▼

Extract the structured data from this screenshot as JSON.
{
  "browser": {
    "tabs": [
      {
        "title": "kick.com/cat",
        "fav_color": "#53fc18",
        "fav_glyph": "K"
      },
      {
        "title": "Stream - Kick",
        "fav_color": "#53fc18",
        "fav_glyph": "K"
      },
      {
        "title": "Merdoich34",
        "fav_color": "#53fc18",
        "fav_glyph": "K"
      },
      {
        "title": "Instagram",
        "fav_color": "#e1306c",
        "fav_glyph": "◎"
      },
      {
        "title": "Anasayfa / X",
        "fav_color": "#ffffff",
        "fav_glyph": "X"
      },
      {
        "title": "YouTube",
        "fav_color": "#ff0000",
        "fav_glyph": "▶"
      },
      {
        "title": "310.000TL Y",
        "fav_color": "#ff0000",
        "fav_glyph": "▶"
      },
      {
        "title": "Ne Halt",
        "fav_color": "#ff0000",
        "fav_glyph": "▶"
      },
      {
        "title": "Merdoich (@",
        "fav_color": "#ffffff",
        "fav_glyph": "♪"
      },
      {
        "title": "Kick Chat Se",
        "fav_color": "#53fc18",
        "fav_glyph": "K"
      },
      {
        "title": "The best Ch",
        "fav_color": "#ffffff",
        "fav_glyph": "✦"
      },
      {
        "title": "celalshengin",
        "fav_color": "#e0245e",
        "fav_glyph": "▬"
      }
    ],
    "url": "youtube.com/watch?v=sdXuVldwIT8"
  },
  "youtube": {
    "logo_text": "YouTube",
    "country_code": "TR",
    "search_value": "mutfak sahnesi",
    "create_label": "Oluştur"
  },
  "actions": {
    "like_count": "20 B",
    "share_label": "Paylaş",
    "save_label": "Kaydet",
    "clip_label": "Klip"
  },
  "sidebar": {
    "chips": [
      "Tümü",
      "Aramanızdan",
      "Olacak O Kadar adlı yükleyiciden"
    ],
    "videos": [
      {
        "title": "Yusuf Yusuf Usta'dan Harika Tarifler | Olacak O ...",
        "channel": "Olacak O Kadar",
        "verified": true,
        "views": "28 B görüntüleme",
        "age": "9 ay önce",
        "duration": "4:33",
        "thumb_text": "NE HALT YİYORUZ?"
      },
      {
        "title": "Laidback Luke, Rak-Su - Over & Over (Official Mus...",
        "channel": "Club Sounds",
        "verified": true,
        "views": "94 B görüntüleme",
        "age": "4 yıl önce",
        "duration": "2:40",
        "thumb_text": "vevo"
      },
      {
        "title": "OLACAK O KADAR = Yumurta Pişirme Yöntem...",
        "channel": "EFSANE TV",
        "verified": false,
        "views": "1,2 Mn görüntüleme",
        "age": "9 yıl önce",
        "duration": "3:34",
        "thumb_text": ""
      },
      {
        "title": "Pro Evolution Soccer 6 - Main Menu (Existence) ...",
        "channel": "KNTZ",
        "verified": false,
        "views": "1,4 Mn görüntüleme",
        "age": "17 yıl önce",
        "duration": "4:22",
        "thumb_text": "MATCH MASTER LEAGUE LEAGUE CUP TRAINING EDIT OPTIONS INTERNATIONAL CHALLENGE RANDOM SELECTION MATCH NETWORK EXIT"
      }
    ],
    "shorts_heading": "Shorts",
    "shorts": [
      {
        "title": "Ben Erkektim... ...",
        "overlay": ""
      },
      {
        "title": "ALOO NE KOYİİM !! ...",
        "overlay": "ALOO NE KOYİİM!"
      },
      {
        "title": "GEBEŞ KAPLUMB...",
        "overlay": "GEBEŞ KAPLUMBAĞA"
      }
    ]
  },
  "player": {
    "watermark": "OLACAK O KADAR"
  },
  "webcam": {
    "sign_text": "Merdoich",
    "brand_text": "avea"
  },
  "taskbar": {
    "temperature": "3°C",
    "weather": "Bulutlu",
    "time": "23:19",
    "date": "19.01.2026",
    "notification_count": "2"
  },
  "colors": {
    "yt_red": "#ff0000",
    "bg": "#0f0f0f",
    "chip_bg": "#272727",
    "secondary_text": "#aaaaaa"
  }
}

▲

_Given exercise_
Print the records above in full, exactly.

_Solution for this task_
Extract the structured data from this screenshot as JSON.
{
  "browser": {
    "tabs": [
      {
        "title": "kick.com/cat",
        "fav_color": "#53fc18",
        "fav_glyph": "K"
      },
      {
        "title": "Stream - Kick",
        "fav_color": "#53fc18",
        "fav_glyph": "K"
      },
      {
        "title": "Merdoich34",
        "fav_color": "#53fc18",
        "fav_glyph": "K"
      },
      {
        "title": "Instagram",
        "fav_color": "#e1306c",
        "fav_glyph": "◎"
      },
      {
        "title": "Anasayfa / X",
        "fav_color": "#ffffff",
        "fav_glyph": "X"
      },
      {
        "title": "YouTube",
        "fav_color": "#ff0000",
        "fav_glyph": "▶"
      },
      {
        "title": "310.000TL Y",
        "fav_color": "#ff0000",
        "fav_glyph": "▶"
      },
      {
        "title": "Ne Halt",
        "fav_color": "#ff0000",
        "fav_glyph": "▶"
      },
      {
        "title": "Merdoich (@",
        "fav_color": "#ffffff",
        "fav_glyph": "♪"
      },
      {
        "title": "Kick Chat Se",
        "fav_color": "#53fc18",
        "fav_glyph": "K"
      },
      {
        "title": "The best Ch",
        "fav_color": "#ffffff",
        "fav_glyph": "✦"
      },
      {
        "title": "celalshengin",
        "fav_color": "#e0245e",
        "fav_glyph": "▬"
      }
    ],
    "url": "youtube.com/watch?v=sdXuVldwIT8"
  },
  "youtube": {
    "logo_text": "YouTube",
    "country_code": "TR",
    "search_value": "mutfak sahnesi",
    "create_label": "Oluştur"
  },
  "actions": {
    "like_count": "20 B",
    "share_label": "Paylaş",
    "save_label": "Kaydet",
    "clip_label": "Klip"
  },
  "sidebar": {
    "chips": [
      "Tümü",
      "Aramanızdan",
      "Olacak O Kadar adlı yükleyiciden"
    ],
    "videos": [
      {
        "title": "Yusuf Yusuf Usta'dan Harika Tarifler | Olacak O ...",
        "channel": "Olacak O Kadar",
        "verified": true,
        "views": "28 B görüntüleme",
        "age": "9 ay önce",
        "duration": "4:33",
        "thumb_text": "NE HALT YİYORUZ?"
      },
      {
        "title": "Laidback Luke, Rak-Su - Over & Over (Official Mus...",
        "channel": "Club Sounds",
        "verified": true,
        "views": "94 B görüntüleme",
        "age": "4 yıl önce",
        "duration": "2:40",
        "thumb_text": "vevo"
      },
      {
        "title": "OLACAK O KADAR = Yumurta Pişirme Yöntem...",
        "channel": "EFSANE TV",
        "verified": false,
        "views": "1,2 Mn görüntüleme",
        "age": "9 yıl önce",
        "duration": "3:34",
        "thumb_text": ""
      },
      {
        "title": "Pro Evolution Soccer 6 - Main Menu (Existence) ...",
        "channel": "KNTZ",
        "verified": false,
        "views": "1,4 Mn görüntüleme",
        "age": "17 yıl önce",
        "duration": "4:22",
        "thumb_text": "MATCH MASTER LEAGUE LEAGUE CUP TRAINING EDIT OPTIONS INTERNATIONAL CHALLENGE RANDOM SELECTION MATCH NETWORK EXIT"
      }
    ],
    "shorts_heading": "Shorts",
    "shorts": [
      {
        "title": "Ben Erkektim... ...",
        "overlay": ""
      },
      {
        "title": "ALOO NE KOYİİM !! ...",
        "overlay": "ALOO NE KOYİİM!"
      },
      {
        "title": "GEBEŞ KAPLUMB...",
        "overlay": "GEBEŞ KAPLUMBAĞA"
      }
    ]
  },
  "player": {
    "watermark": "OLACAK O KADAR"
  },
  "webcam": {
    "sign_text": "Merdoich",
    "brand_text": "avea"
  },
  "taskbar": {
    "temperature": "3°C",
    "weather": "Bulutlu",
    "time": "23:19",
    "date": "19.01.2026",
    "notification_count": "2"
  },
  "colors": {
    "yt_red": "#ff0000",
    "bg": "#0f0f0f",
    "chip_bg": "#272727",
    "secondary_text": "#aaaaaa"
  }
}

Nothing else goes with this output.